## begin RECORDED INFORMATION
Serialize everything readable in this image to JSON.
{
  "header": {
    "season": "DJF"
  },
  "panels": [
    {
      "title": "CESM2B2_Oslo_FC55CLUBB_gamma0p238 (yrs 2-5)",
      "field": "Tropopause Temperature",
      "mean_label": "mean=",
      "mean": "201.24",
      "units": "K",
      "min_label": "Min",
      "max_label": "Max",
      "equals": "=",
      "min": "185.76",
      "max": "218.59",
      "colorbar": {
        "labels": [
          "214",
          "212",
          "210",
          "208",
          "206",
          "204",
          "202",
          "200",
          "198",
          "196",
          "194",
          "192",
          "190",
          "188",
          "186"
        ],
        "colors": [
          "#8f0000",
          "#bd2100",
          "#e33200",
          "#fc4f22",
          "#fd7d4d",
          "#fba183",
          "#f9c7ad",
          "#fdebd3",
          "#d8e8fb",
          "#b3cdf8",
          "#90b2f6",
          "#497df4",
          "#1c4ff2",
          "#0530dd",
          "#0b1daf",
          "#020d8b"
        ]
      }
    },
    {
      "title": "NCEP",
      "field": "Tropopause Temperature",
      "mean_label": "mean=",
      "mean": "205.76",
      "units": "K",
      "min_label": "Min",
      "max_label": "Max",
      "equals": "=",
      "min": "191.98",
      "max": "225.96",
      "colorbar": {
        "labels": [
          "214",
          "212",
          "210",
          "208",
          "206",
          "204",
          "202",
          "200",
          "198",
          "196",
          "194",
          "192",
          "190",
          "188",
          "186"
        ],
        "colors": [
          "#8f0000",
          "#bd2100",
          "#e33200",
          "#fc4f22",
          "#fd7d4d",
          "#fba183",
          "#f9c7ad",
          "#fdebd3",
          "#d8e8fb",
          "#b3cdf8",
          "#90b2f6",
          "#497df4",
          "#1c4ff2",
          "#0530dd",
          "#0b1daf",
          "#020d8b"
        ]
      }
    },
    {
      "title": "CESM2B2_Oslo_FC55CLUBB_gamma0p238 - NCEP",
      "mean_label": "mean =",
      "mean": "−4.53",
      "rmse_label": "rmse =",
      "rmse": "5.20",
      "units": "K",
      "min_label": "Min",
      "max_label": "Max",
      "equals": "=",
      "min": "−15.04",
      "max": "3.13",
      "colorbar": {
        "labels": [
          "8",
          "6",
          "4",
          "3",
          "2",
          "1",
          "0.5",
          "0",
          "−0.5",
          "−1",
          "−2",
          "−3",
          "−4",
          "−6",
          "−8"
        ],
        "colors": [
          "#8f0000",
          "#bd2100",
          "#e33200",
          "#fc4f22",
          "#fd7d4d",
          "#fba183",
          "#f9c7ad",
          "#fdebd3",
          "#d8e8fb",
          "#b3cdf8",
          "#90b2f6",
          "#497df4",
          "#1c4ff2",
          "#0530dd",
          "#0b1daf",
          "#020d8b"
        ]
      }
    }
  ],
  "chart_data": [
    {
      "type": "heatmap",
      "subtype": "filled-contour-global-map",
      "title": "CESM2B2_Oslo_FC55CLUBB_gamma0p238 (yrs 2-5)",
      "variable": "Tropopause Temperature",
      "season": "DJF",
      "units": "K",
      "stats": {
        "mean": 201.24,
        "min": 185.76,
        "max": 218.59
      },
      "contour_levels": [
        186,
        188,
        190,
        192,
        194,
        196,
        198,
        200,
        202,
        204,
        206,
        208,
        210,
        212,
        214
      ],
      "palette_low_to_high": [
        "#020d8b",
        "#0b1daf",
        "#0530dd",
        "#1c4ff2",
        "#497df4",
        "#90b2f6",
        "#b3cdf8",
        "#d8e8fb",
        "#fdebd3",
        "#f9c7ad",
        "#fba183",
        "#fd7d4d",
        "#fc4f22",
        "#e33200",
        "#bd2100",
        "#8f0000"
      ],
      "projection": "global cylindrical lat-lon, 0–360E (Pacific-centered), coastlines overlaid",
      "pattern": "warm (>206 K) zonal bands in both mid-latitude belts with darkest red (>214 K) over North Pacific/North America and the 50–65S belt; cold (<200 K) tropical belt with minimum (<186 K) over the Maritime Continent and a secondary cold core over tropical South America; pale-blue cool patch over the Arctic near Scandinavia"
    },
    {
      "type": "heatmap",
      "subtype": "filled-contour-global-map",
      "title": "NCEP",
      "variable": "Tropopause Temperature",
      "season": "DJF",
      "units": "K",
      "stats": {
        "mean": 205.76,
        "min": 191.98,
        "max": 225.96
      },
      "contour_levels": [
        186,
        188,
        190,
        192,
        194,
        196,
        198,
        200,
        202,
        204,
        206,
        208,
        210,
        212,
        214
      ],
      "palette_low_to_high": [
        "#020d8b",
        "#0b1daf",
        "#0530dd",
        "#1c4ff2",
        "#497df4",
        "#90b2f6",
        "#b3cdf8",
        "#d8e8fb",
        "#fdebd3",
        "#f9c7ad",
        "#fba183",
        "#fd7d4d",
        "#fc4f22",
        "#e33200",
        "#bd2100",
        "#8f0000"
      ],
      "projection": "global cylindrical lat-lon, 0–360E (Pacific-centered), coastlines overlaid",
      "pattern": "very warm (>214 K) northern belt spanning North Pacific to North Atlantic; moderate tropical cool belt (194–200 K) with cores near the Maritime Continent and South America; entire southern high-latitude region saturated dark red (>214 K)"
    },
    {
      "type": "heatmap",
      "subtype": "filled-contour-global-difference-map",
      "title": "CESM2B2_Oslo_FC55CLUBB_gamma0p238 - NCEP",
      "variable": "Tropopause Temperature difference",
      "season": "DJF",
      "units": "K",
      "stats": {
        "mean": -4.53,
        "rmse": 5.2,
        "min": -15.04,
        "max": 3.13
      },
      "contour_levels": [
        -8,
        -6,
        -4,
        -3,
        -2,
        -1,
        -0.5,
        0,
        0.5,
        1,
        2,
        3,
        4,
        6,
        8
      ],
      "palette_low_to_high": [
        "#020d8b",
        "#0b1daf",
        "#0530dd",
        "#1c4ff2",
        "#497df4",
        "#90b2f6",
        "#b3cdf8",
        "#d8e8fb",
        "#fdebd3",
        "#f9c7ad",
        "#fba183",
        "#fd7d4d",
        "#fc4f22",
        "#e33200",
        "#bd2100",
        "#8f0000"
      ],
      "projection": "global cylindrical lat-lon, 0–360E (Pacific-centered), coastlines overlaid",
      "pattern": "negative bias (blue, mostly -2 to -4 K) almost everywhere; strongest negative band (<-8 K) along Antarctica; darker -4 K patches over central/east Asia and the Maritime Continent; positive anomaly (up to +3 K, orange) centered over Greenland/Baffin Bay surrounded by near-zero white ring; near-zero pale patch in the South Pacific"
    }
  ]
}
## end RECORDED INFORMATION
▶ [WORK TO COMPLETE]: Nothing may be left out: return each entry exactly as it reads.

▶ [EXPECTED ANSWER]:
Serialize everything readable in this image to JSON.
{
  "header": {
    "season": "DJF"
  },
  "panels": [
    {
      "title": "CESM2B2_Oslo_FC55CLUBB_gamma0p238 (yrs 2-5)",
      "field": "Tropopause Temperature",
      "mean_label": "mean=",
      "mean": "201.24",
      "units": "K",
      "min_label": "Min",
      "max_label": "Max",
      "equals": "=",
      "min": "185.76",
      "max": "218.59",
      "colorbar": {
        "labels": [
          "214",
          "212",
          "210",
          "208",
          "206",
          "204",
          "202",
          "200",
          "198",
          "196",
          "194",
          "192",
          "190",
          "188",
          "186"
        ],
        "colors": [
          "#8f0000",
          "#bd2100",
          "#e33200",
          "#fc4f22",
          "#fd7d4d",
          "#fba183",
          "#f9c7ad",
          "#fdebd3",
          "#d8e8fb",
          "#b3cdf8",
          "#90b2f6",
          "#497df4",
          "#1c4ff2",
          "#0530dd",
          "#0b1daf",
          "#020d8b"
        ]
      }
    },
    {
      "title": "NCEP",
      "field": "Tropopause Temperature",
      "mean_label": "mean=",
      "mean": "205.76",
      "units": "K",
      "min_label": "Min",
      "max_label": "Max",
      "equals": "=",
      "min": "191.98",
      "max": "225.96",
      "colorbar": {
        "labels": [
          "214",
          "212",
          "210",
          "208",
          "206",
          "204",
          "202",
          "200",
          "198",
          "196",
          "194",
          "192",
          "190",
          "188",
          "186"
        ],
        "colors": [
          "#8f0000",
          "#bd2100",
          "#e33200",
          "#fc4f22",
          "#fd7d4d",
          "#fba183",
          "#f9c7ad",
          "#fdebd3",
          "#d8e8fb",
          "#b3cdf8",
          "#90b2f6",
          "#497df4",
          "#1c4ff2",
          "#0530dd",
          "#0b1daf",
          "#020d8b"
        ]
      }
    },
    {
      "title": "CESM2B2_Oslo_FC55CLUBB_gamma0p238 - NCEP",
      "mean_label": "mean =",
      "mean": "−4.53",
      "rmse_label": "rmse =",
      "rmse": "5.20",
      "units": "K",
      "min_label": "Min",
      "max_label": "Max",
      "equals": "=",
      "min": "−15.04",
      "max": "3.13",
      "colorbar": {
        "labels": [
          "8",
          "6",
          "4",
          "3",
          "2",
          "1",
          "0.5",
          "0",
          "−0.5",
          "−1",
          "−2",
          "−3",
          "−4",
          "−6",
          "−8"
        ],
        "colors": [
          "#8f0000",
          "#bd2100",
          "#e33200",
          "#fc4f22",
          "#fd7d4d",
          "#fba183",
          "#f9c7ad",
          "#fdebd3",
          "#d8e8fb",
          "#b3cdf8",
          "#90b2f6",
          "#497df4",
          "#1c4ff2",
          "#0530dd",
          "#0b1daf",
          "#020d8b"
        ]
      }
    }
  ],
  "chart_data": [
    {
      "type": "heatmap",
      "subtype": "filled-contour-global-map",
      "title": "CESM2B2_Oslo_FC55CLUBB_gamma0p238 (yrs 2-5)",
      "variable": "Tropopause Temperature",
      "season": "DJF",
      "units": "K",
      "stats": {
        "mean": 201.24,
        "min": 185.76,
        "max": 218.59
      },
      "contour_levels": [
        186,
        188,
        190,
        192,
        194,
        196,
        198,
        200,
        202,
        204,
        206,
        208,
        210,
        212,
        214
      ],
      "palette_low_to_high": [
        "#020d8b",
        "#0b1daf",
        "#0530dd",
        "#1c4ff2",
        "#497df4",
        "#90b2f6",
        "#b3cdf8",
        "#d8e8fb",
        "#fdebd3",
        "#f9c7ad",
        "#fba183",
        "#fd7d4d",
        "#fc4f22",
        "#e33200",
        "#bd2100",
        "#8f0000"
      ],
      "projection": "global cylindrical lat-lon, 0–360E (Pacific-centered), coastlines overlaid",
      "pattern": "warm (>206 K) zonal bands in both mid-latitude belts with darkest red (>214 K) over North Pacific/North America and the 50–65S belt; cold (<200 K) tropical belt with minimum (<186 K) over the Maritime Continent and a secondary cold core over tropical South America; pale-blue cool patch over the Arctic near Scandinavia"
    },
    {
      "type": "heatmap",
      "subtype": "filled-contour-global-map",
      "title": "NCEP",
      "variable": "Tropopause Temperature",
      "season": "DJF",
      "units": "K",
      "stats": {
        "mean": 205.76,
        "min": 191.98,
        "max": 225.96
      },
      "contour_levels": [
        186,
        188,
        190,
        192,
        194,
        196,
        198,
        200,
        202,
        204,
        206,
        208,
        210,
        212,
        214
      ],
      "palette_low_to_high": [
        "#020d8b",
        "#0b1daf",
        "#0530dd",
        "#1c4ff2",
        "#497df4",
        "#90b2f6",
        "#b3cdf8",
        "#d8e8fb",
        "#fdebd3",
        "#f9c7ad",
        "#fba183",
        "#fd7d4d",
        "#fc4f22",
        "#e33200",
        "#bd2100",
        "#8f0000"
      ],
      "projection": "global cylindrical lat-lon, 0–360E (Pacific-centered), coastlines overlaid",
      "pattern": "very warm (>214 K) northern belt spanning North Pacific to North Atlantic; moderate tropical cool belt (194–200 K) with cores near the Maritime Continent and South America; entire southern high-latitude region saturated dark red (>214 K)"
    },
    {
      "type": "heatmap",
      "subtype": "filled-contour-global-difference-map",
      "title": "CESM2B2_Oslo_FC55CLUBB_gamma0p238 - NCEP",
      "variable": "Tropopause Temperature difference",
      "season": "DJF",
      "units": "K",
      "stats": {
        "mean": -4.53,
        "rmse": 5.2,
        "min": -15.04,
        "max": 3.13
      },
      "contour_levels": [
        -8,
        -6,
        -4,
        -3,
        -2,
        -1,
        -0.5,
        0,
        0.5,
        1,
        2,
        3,
        4,
        6,
        8
      ],
      "palette_low_to_high": [
        "#020d8b",
        "#0b1daf",
        "#0530dd",
        "#1c4ff2",
        "#497df4",
        "#90b2f6",
        "#b3cdf8",
        "#d8e8fb",
        "#fdebd3",
        "#f9c7ad",
        "#fba183",
        "#fd7d4d",
        "#fc4f22",
        "#e33200",
        "#bd2100",
        "#8f0000"
      ],
      "projection": "global cylindrical lat-lon, 0–360E (Pacific-centered), coastlines overlaid",
      "pattern": "negative bias (blue, mostly -2 to -4 K) almost everywhere; strongest negative band (<-8 K) along Antarctica; darker -4 K patches over central/east Asia and the Maritime Continent; positive anomaly (up to +3 K, orange) centered over Greenland/Baffin Bay surrounded by near-zero white ring; near-zero pale patch in the South Pacific"
    }
  ]
}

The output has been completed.